§ **The task**
An identical copy of all records below is to be written out.

(Page content transcription data)
------------------------------

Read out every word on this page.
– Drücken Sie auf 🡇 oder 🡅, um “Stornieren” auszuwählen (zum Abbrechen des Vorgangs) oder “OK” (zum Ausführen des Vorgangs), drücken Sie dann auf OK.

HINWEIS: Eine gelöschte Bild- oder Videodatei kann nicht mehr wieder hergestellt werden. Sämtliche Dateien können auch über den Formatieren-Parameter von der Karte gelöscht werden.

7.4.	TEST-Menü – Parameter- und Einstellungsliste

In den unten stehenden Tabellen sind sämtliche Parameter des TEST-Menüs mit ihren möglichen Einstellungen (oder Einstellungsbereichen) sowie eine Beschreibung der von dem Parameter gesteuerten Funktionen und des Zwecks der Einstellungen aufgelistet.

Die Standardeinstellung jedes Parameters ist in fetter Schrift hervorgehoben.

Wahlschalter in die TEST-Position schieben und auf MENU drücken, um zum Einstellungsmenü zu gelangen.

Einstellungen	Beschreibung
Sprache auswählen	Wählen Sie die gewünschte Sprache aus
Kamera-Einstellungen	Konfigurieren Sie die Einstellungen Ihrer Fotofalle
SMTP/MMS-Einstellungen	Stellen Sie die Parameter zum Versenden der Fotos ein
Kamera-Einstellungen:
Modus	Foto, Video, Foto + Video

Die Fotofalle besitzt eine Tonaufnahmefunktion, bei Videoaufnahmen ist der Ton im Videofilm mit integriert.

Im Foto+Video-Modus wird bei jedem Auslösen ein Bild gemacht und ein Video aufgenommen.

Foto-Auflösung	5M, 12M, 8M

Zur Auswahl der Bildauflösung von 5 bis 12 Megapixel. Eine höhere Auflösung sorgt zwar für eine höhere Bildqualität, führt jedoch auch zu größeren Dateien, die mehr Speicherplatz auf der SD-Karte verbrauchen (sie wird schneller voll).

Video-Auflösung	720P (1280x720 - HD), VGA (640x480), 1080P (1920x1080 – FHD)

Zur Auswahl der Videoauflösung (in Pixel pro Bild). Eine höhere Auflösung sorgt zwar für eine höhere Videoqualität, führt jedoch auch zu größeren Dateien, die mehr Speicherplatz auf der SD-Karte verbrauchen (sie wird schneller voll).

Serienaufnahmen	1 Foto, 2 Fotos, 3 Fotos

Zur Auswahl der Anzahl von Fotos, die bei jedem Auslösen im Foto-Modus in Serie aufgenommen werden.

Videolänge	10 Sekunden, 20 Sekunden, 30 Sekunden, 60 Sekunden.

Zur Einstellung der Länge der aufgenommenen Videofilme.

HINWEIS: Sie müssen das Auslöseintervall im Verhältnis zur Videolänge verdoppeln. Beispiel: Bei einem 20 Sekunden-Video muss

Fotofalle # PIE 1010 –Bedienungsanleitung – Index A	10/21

------------------------------

§ **Solved problem**
Read out every word on this page.
– Drücken Sie auf 🡇 oder 🡅, um “Stornieren” auszuwählen (zum Abbrechen des Vorgangs) oder “OK” (zum Ausführen des Vorgangs), drücken Sie dann auf OK.

HINWEIS: Eine gelöschte Bild- oder Videodatei kann nicht mehr wieder hergestellt werden. Sämtliche Dateien können auch über den Formatieren-Parameter von der Karte gelöscht werden.

7.4.	TEST-Menü – Parameter- und Einstellungsliste

In den unten stehenden Tabellen sind sämtliche Parameter des TEST-Menüs mit ihren möglichen Einstellungen (oder Einstellungsbereichen) sowie eine Beschreibung der von dem Parameter gesteuerten Funktionen und des Zwecks der Einstellungen aufgelistet.

Die Standardeinstellung jedes Parameters ist in fetter Schrift hervorgehoben.

Wahlschalter in die TEST-Position schieben und auf MENU drücken, um zum Einstellungsmenü zu gelangen.

Einstellungen	Beschreibung
Sprache auswählen	Wählen Sie die gewünschte Sprache aus
Kamera-Einstellungen	Konfigurieren Sie die Einstellungen Ihrer Fotofalle
SMTP/MMS-Einstellungen	Stellen Sie die Parameter zum Versenden der Fotos ein
Kamera-Einstellungen:
Modus	Foto, Video, Foto + Video

Die Fotofalle besitzt eine Tonaufnahmefunktion, bei Videoaufnahmen ist der Ton im Videofilm mit integriert.

Im Foto+Video-Modus wird bei jedem Auslösen ein Bild gemacht und ein Video aufgenommen.

Foto-Auflösung	5M, 12M, 8M

Zur Auswahl der Bildauflösung von 5 bis 12 Megapixel. Eine höhere Auflösung sorgt zwar für eine höhere Bildqualität, führt jedoch auch zu größeren Dateien, die mehr Speicherplatz auf der SD-Karte verbrauchen (sie wird schneller voll).

Video-Auflösung	720P (1280x720 - HD), VGA (640x480), 1080P (1920x1080 – FHD)

Zur Auswahl der Videoauflösung (in Pixel pro Bild). Eine höhere Auflösung sorgt zwar für eine höhere Videoqualität, führt jedoch auch zu größeren Dateien, die mehr Speicherplatz auf der SD-Karte verbrauchen (sie wird schneller voll).

Serienaufnahmen	1 Foto, 2 Fotos, 3 Fotos

Zur Auswahl der Anzahl von Fotos, die bei jedem Auslösen im Foto-Modus in Serie aufgenommen werden.

Videolänge	10 Sekunden, 20 Sekunden, 30 Sekunden, 60 Sekunden.

Zur Einstellung der Länge der aufgenommenen Videofilme.

HINWEIS: Sie müssen das Auslöseintervall im Verhältnis zur Videolänge verdoppeln. Beispiel: Bei einem 20 Sekunden-Video muss

Fotofalle # PIE 1010 –Bedienungsanleitung – Index A	10/21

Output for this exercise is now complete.